## Task details:
Which lines hold the string "EURUSD"? Copy every one of them.
^^^^^^^^^^^^^^^^
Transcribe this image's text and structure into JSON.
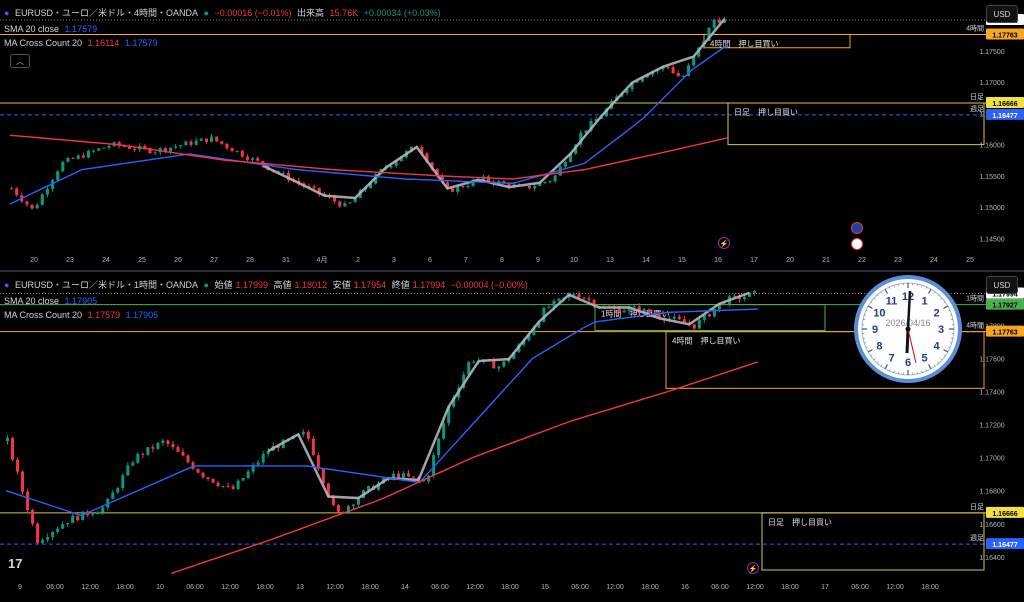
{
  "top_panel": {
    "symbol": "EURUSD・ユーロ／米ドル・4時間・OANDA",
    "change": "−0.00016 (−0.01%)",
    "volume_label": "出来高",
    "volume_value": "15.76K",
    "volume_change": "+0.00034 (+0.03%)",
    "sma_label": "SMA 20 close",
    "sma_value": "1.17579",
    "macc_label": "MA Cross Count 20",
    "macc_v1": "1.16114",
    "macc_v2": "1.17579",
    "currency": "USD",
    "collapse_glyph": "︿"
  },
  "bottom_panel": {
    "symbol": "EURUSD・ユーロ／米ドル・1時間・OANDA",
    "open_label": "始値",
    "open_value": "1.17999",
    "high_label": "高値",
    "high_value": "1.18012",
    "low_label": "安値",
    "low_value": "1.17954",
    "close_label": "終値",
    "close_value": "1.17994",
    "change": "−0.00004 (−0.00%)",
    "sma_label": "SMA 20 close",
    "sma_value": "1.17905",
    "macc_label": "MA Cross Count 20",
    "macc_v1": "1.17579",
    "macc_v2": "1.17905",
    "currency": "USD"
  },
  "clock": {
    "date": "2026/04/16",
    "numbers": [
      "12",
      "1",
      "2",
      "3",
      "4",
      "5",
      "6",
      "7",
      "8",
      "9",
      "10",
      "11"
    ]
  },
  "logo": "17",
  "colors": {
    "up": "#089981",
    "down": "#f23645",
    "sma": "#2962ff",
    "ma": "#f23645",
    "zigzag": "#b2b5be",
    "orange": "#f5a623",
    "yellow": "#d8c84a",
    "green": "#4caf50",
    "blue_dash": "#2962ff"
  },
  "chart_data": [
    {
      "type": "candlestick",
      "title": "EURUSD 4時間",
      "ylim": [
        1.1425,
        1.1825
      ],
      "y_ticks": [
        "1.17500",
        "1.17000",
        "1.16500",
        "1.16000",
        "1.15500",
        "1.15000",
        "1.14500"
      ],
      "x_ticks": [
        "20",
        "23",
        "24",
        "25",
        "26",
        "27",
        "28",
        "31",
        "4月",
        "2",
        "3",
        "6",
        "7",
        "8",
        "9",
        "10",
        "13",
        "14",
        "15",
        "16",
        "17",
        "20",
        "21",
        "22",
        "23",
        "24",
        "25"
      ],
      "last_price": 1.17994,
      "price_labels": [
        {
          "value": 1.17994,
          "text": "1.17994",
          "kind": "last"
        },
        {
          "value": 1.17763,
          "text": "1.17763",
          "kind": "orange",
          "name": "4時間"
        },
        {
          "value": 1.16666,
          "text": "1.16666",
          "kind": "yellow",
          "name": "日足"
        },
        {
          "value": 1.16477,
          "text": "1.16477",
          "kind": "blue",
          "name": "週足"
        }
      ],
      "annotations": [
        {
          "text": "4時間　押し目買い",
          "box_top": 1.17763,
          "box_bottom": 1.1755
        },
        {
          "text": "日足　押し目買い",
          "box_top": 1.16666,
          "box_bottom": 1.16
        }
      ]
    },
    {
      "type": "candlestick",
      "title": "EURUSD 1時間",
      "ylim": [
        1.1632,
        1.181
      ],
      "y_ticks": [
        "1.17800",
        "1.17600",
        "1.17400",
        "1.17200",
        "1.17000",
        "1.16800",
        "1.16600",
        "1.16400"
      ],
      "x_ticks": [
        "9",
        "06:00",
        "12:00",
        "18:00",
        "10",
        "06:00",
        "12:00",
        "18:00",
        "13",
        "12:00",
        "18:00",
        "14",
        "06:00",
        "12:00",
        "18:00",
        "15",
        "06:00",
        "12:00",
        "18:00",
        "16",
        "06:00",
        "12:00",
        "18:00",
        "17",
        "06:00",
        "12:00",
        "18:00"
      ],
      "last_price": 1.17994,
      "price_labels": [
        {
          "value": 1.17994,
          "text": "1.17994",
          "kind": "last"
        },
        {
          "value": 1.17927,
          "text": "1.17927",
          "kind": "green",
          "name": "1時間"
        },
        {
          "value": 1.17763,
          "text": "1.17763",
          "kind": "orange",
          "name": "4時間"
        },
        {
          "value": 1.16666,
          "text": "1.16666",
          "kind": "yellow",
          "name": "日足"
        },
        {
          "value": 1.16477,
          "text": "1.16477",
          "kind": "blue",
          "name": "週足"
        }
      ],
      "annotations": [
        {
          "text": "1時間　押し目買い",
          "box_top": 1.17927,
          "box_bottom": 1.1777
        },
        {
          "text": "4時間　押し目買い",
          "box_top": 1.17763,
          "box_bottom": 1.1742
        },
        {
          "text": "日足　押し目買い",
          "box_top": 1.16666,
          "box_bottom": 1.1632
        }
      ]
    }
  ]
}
^^^^^^^^^^^^^^^^
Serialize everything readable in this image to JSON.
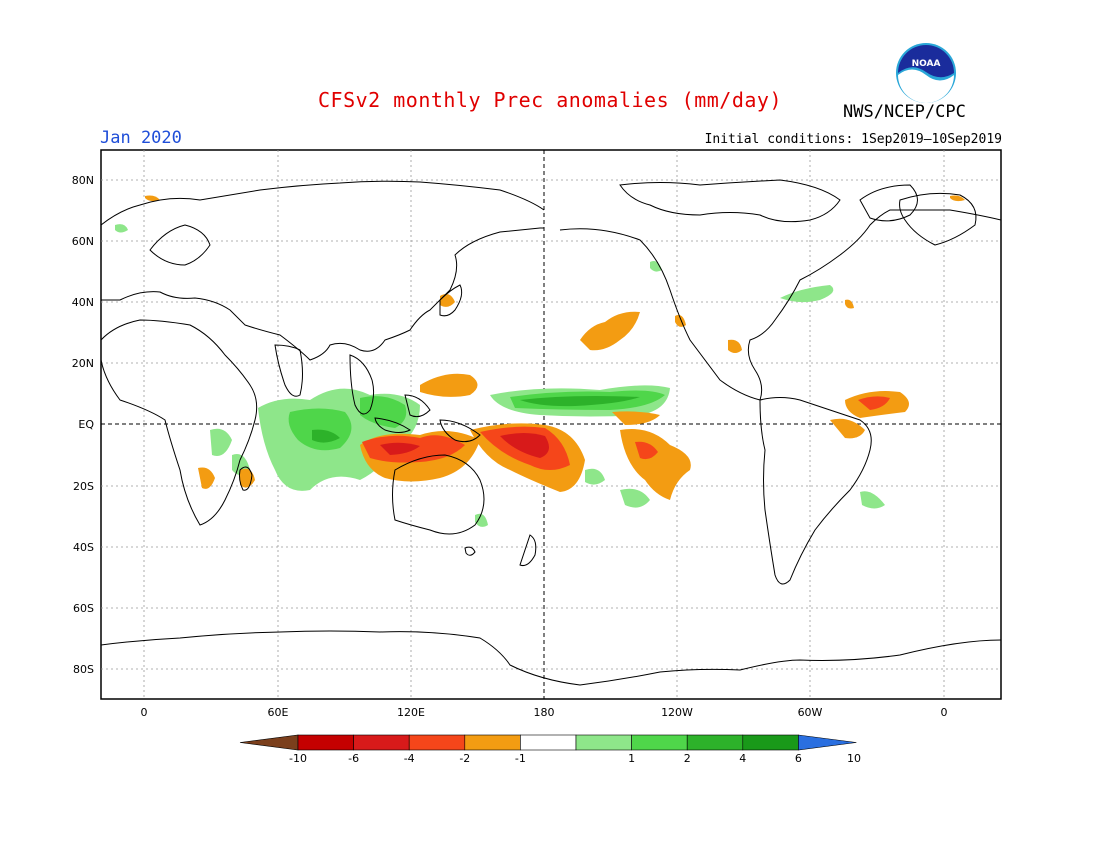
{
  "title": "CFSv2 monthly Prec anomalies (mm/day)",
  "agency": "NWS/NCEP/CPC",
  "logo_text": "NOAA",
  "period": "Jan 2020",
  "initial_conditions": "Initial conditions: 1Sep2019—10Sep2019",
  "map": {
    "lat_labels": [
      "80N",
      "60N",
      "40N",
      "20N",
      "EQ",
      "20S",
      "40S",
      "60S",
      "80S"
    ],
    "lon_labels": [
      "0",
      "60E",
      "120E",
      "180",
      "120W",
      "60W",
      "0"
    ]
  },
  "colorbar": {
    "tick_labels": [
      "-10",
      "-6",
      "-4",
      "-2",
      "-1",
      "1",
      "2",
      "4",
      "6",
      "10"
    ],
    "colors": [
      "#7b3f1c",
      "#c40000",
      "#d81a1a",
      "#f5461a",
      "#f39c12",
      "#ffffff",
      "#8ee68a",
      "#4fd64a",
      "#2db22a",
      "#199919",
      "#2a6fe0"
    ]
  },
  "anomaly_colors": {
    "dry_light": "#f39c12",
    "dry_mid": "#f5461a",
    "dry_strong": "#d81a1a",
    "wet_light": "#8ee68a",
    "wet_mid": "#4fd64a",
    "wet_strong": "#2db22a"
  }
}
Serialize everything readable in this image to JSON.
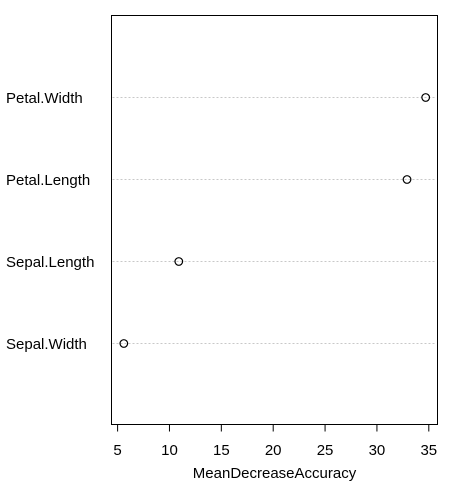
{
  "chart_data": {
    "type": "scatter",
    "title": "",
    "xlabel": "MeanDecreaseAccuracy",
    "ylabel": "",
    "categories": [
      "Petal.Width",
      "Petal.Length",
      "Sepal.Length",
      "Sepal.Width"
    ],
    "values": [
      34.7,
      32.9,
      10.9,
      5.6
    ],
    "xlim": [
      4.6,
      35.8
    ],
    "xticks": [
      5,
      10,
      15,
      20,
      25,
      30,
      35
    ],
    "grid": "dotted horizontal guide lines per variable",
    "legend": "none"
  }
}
^^^^^^^^^^^^^^^^
## The response:
    "symbol": "EURUSD・ユーロ／米ドル・4時間・OANDA",
    "symbol": "EURUSD・ユーロ／米ドル・1時間・OANDA",
      "title": "EURUSD 4時間",
      "title": "EURUSD 1時間",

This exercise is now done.